== Requirements ==
Convert only the lines from the start of the records through the line that contains "legend-swatch-bulgaria xyxy=(585,103,607,123)" into a JSON list of strings, with one string per line and blank lines left out.

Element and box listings
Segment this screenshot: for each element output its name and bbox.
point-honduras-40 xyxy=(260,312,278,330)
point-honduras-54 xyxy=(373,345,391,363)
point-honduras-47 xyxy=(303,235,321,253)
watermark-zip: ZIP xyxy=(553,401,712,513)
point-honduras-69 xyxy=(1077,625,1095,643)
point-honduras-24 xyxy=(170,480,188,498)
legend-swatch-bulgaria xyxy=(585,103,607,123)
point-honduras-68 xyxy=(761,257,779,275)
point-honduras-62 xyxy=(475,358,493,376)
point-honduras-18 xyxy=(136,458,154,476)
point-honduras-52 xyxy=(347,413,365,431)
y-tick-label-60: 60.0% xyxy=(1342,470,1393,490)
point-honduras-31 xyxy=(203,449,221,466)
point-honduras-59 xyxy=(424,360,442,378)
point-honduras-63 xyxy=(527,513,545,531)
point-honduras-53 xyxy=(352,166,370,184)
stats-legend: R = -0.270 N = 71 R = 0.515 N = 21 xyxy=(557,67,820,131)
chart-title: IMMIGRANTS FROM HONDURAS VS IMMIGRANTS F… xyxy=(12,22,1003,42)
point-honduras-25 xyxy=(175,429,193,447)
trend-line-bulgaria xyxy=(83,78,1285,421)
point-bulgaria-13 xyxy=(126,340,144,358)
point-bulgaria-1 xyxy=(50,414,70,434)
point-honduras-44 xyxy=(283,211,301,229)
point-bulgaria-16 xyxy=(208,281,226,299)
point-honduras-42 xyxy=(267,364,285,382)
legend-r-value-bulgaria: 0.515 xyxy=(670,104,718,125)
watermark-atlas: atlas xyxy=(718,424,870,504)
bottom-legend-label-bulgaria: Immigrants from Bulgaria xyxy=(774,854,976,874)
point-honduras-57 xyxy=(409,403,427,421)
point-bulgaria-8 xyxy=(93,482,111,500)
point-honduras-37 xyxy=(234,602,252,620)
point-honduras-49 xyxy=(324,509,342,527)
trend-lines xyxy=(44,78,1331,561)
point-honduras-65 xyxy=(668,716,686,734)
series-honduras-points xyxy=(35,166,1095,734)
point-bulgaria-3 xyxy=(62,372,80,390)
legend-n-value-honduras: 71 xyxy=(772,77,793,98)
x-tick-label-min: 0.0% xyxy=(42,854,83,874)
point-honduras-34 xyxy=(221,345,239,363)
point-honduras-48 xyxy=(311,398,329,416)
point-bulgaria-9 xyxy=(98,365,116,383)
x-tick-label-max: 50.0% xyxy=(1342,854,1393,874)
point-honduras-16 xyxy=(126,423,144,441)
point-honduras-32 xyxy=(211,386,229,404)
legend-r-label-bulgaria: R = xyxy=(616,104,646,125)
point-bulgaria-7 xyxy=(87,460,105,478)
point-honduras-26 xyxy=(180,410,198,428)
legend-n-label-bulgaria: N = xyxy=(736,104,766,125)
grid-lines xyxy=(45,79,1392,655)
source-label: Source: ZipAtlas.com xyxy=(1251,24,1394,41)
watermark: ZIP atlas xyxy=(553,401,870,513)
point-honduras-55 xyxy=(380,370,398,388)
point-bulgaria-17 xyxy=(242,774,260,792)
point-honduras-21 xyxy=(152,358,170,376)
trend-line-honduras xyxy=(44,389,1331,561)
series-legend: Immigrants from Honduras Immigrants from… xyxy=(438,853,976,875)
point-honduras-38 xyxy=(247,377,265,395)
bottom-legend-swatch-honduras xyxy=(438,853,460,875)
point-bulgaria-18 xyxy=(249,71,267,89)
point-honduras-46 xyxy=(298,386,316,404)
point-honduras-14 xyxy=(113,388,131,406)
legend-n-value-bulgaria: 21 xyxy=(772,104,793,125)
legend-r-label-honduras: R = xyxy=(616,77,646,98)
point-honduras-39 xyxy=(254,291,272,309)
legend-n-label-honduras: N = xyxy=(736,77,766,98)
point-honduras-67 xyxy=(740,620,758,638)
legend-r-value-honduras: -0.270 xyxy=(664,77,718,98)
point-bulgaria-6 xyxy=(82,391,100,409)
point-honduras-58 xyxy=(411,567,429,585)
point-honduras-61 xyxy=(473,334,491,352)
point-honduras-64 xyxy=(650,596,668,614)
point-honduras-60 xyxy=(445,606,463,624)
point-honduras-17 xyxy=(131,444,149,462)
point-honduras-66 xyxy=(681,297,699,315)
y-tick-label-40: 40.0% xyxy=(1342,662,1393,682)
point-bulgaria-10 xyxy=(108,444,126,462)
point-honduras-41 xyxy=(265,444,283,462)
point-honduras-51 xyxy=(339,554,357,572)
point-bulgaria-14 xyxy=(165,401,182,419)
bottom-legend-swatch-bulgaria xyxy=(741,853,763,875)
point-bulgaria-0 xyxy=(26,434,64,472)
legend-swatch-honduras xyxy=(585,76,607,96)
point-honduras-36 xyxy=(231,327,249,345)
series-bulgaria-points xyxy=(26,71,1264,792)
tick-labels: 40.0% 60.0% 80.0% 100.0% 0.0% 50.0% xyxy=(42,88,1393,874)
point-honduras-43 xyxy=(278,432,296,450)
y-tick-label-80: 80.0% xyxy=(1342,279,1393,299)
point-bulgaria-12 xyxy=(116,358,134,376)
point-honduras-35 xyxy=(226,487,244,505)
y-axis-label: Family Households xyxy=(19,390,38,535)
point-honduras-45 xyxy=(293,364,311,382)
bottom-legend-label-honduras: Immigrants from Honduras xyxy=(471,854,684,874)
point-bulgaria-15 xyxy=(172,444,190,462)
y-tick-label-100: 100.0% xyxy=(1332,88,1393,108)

== Answer to the problem ==
[
  "Segment this screenshot: for each element output its name and bbox.",
  "point-honduras-40 xyxy=(260,312,278,330)",
  "point-honduras-54 xyxy=(373,345,391,363)",
  "point-honduras-47 xyxy=(303,235,321,253)",
  "watermark-zip: ZIP xyxy=(553,401,712,513)",
  "point-honduras-69 xyxy=(1077,625,1095,643)",
  "point-honduras-24 xyxy=(170,480,188,498)",
  "legend-swatch-bulgaria xyxy=(585,103,607,123)"
]